:: Given passage ::

Please note: you are viewing unit and programme information for a past academic year. Please see the current academic year for up to date information.

Unit name American Nature Writing
Unit code ENGL30130
Credit points 20
Level of study H/6
Teaching block(s) Teaching Block 1 (weeks 1 - 12)
Unit director Dr. Malay
Open unit status Not open
Pre-requisites

None

Co-requisites

None

School/department Department of English
Faculty Faculty of Arts

Description including Unit Aims

This unit will introduce students to major developments in American writing and thinking about the environment between 1800 and 1975. It will consider some of the persistent tensions and paradoxes of American nature writing, explore the relationship between politics and literature, and also examine the often strained and ambivalent responses writers had to technological developments such as stop-motion photography, telegraphic communications, and the completion of the Pacific Railroad. By the end of the unit, students should have a broad but also intricate understanding of major events in American history and the way these events shaped and moulded writing about landscape and the more-than-human world.

:::
:: Information shown ::

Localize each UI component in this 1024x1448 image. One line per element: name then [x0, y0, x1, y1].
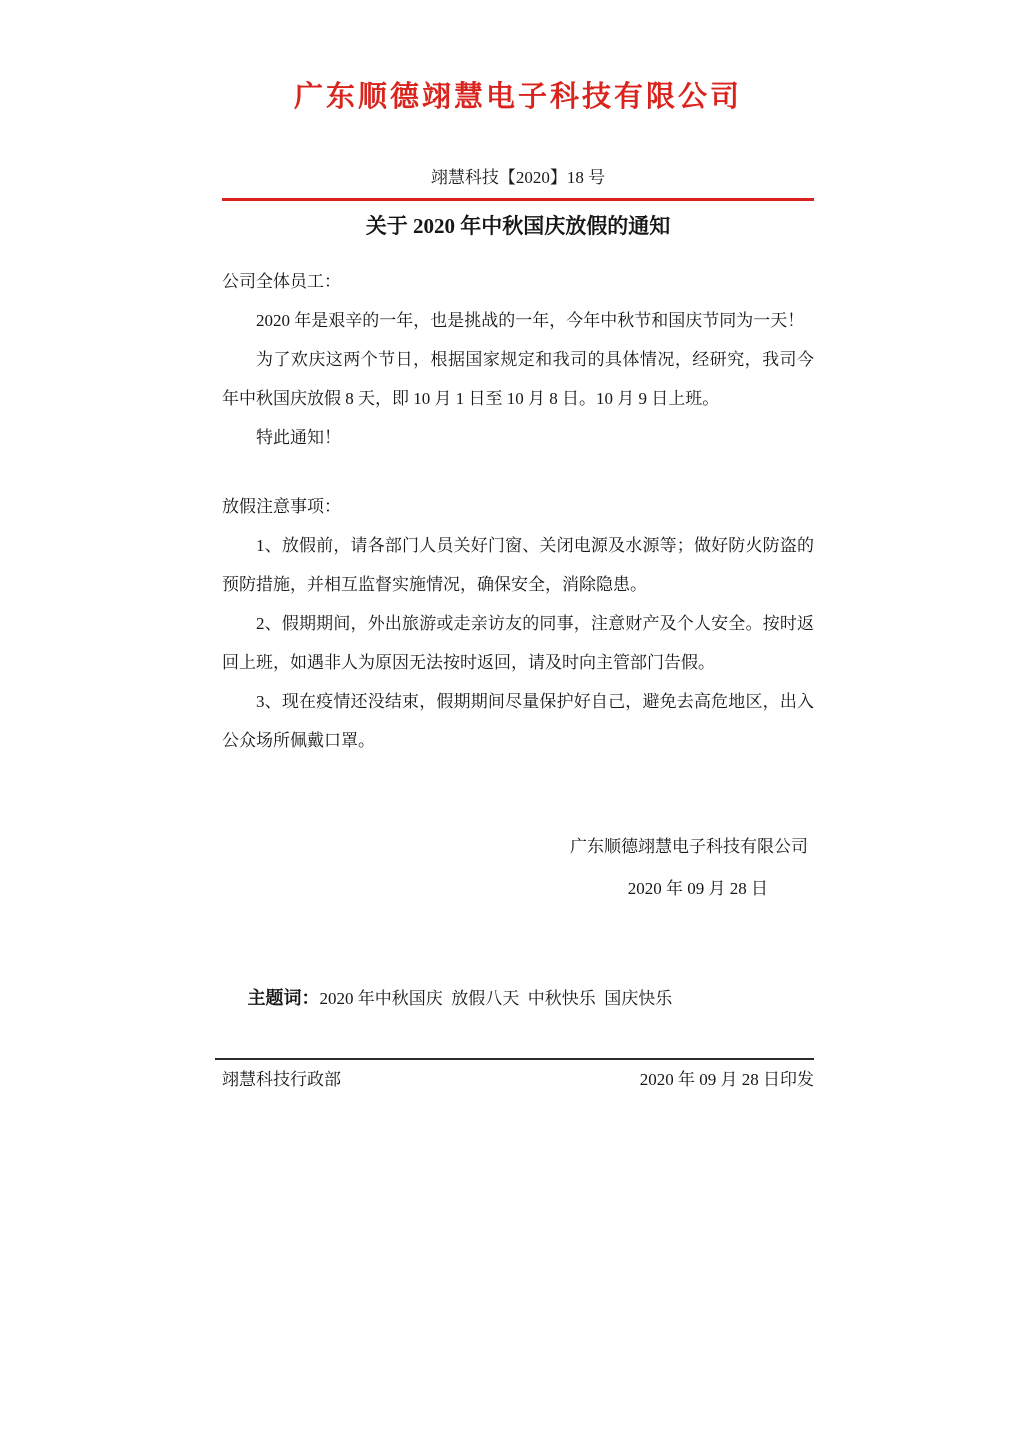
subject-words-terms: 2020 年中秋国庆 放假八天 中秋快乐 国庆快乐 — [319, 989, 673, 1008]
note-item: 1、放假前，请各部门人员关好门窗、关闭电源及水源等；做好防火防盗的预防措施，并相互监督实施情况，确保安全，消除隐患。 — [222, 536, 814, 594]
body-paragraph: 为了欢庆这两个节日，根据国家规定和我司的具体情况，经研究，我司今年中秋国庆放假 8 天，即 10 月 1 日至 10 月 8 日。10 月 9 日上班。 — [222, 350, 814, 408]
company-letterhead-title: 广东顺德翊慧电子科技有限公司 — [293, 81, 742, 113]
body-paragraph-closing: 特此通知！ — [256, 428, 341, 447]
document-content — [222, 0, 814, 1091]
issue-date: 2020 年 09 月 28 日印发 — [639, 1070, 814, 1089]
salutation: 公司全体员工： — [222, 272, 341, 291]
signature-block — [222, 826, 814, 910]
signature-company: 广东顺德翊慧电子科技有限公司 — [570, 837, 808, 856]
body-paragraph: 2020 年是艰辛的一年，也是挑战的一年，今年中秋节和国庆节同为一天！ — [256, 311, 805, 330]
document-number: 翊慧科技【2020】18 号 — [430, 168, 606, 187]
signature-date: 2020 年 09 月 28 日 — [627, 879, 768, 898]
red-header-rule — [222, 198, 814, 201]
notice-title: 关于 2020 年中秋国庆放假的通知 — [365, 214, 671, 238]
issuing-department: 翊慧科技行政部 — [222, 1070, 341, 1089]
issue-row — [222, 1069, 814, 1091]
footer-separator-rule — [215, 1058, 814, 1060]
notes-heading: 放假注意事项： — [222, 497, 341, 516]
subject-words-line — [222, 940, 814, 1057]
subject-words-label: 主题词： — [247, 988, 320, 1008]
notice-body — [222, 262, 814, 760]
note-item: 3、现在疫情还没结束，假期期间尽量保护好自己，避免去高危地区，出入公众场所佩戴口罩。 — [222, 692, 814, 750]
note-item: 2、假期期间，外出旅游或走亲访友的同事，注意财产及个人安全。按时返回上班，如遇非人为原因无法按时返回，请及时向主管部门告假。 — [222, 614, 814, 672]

:::
:: Information shown ::

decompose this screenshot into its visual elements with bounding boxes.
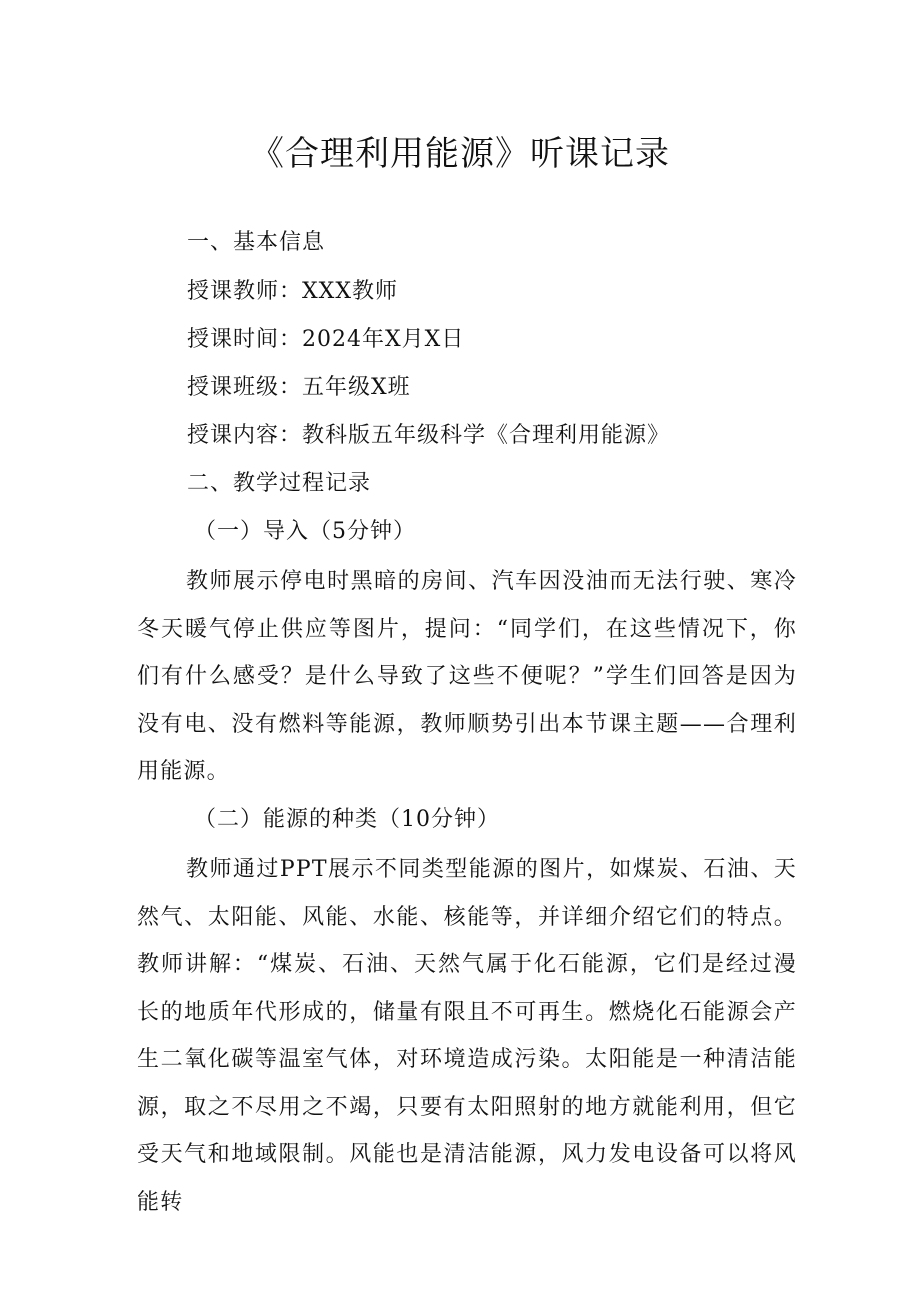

:::

_Instruction 1_
Copy the American Nature Writing unit description word for word from "Please note: you" to "to date information.".
_Instruction 2_
Write the next part of the American Nature Writing unit description, starting after its last sentence.

_Written reply 1_
Please note: you are viewing unit and programme information for a past academic year. Please see the current academic year for up to date information.

_Written reply 2_
Intended Learning Outcomes

On successful completion of the unit, students will be able to:

  1. demonstrate advanced knowledge and understanding of American nature writing in the nineteenth and twentieth centuries;
  2. articulate the connections between literary texts and the political, cultural and historical contexts in which they are produced;
  3. discriminate between and analyse different critical perspectives on this literature;
  4. demonstrate skills in close textual analysis, argumentation, and critical interpretation using evidence from primary texts and secondary sources appropriate to level H;
  5. develop capacity to respond to literary texts in creative and imaginative terms, both as a writer and a reader.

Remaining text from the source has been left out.